| What is needed |
Make an exact copy of the entries below with the pictures removed.

| Records |

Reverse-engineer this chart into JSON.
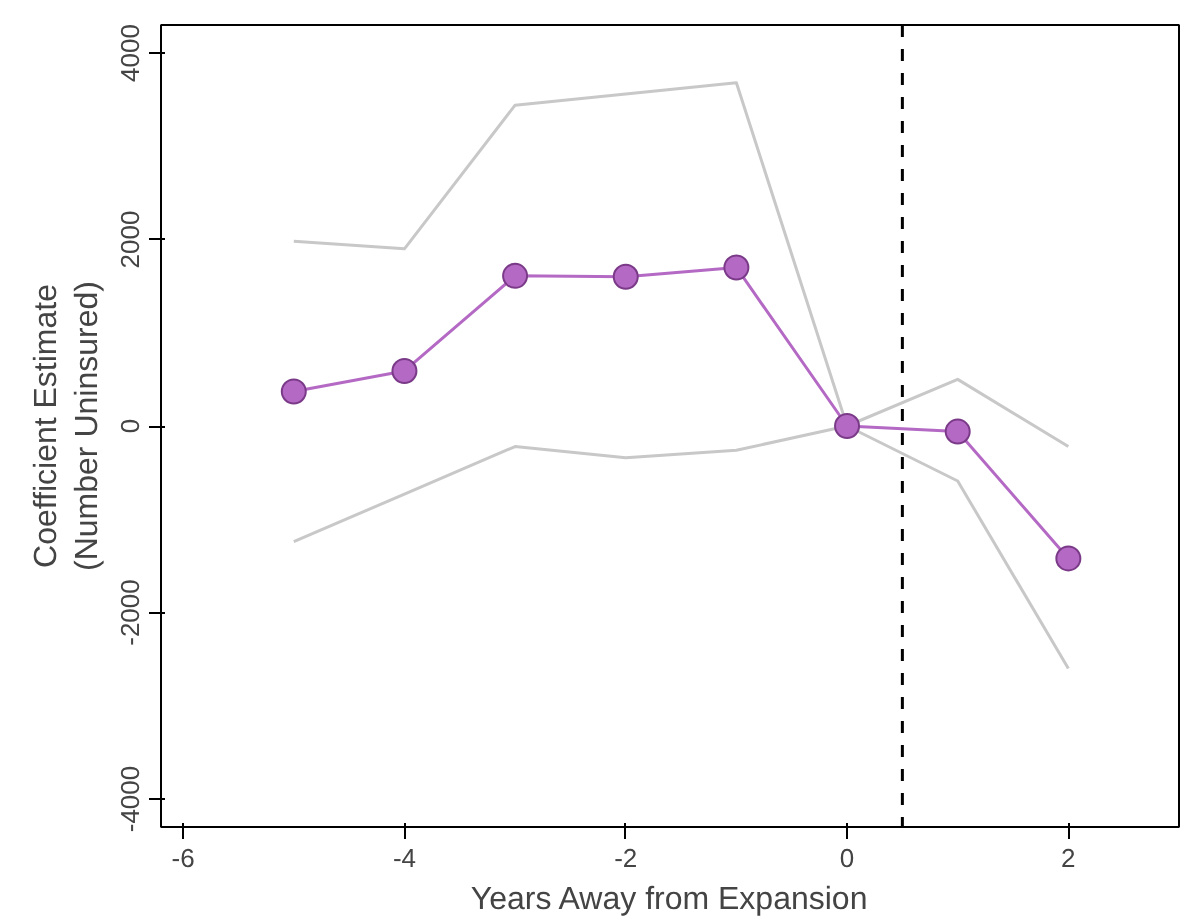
{
  "chart_data": {
    "type": "line",
    "xlabel": "Years Away from Expansion",
    "ylabel": "Coefficient Estimate\n(Number Uninsured)",
    "x": [
      -5,
      -4,
      -3,
      -2,
      -1,
      0,
      1,
      2
    ],
    "series": [
      {
        "color": "#c8c8c8",
        "marker": "none",
        "values": [
          1980,
          1900,
          3440,
          3560,
          3680,
          0,
          500,
          -220
        ]
      },
      {
        "color": "#c8c8c8",
        "marker": "none",
        "values": [
          -1240,
          -730,
          -220,
          -340,
          -260,
          0,
          -590,
          -2600
        ]
      },
      {
        "color": "#b469c4",
        "values": [
          370,
          590,
          1610,
          1600,
          1700,
          0,
          -60,
          -1420
        ]
      }
    ],
    "xlim": [
      -6.2,
      3
    ],
    "ylim": [
      -4300,
      4300
    ],
    "xticks": [
      -6,
      -4,
      -2,
      0,
      2
    ],
    "yticks": [
      -4000,
      -2000,
      0,
      2000,
      4000
    ],
    "ref_lines": [
      {
        "axis": "x",
        "value": 0.5,
        "label": null,
        "color": "#000000",
        "line_style": "dashed"
      }
    ],
    "grid": false,
    "marker": "circle",
    "line_style": "solid"
  }
}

| Solution below |
Reverse-engineer this chart into JSON.
{
  "chart_data": {
    "type": "line",
    "xlabel": "Years Away from Expansion",
    "ylabel": "Coefficient Estimate\n(Number Uninsured)",
    "x": [
      -5,
      -4,
      -3,
      -2,
      -1,
      0,
      1,
      2
    ],
    "series": [
      {
        "color": "#c8c8c8",
        "marker": "none",
        "values": [
          1980,
          1900,
          3440,
          3560,
          3680,
          0,
          500,
          -220
        ]
      },
      {
        "color": "#c8c8c8",
        "marker": "none",
        "values": [
          -1240,
          -730,
          -220,
          -340,
          -260,
          0,
          -590,
          -2600
        ]
      },
      {
        "color": "#b469c4",
        "values": [
          370,
          590,
          1610,
          1600,
          1700,
          0,
          -60,
          -1420
        ]
      }
    ],
    "xlim": [
      -6.2,
      3
    ],
    "ylim": [
      -4300,
      4300
    ],
    "xticks": [
      -6,
      -4,
      -2,
      0,
      2
    ],
    "yticks": [
      -4000,
      -2000,
      0,
      2000,
      4000
    ],
    "ref_lines": [
      {
        "axis": "x",
        "value": 0.5,
        "label": null,
        "color": "#000000",
        "line_style": "dashed"
      }
    ],
    "grid": false,
    "marker": "circle",
    "line_style": "solid"
  }
}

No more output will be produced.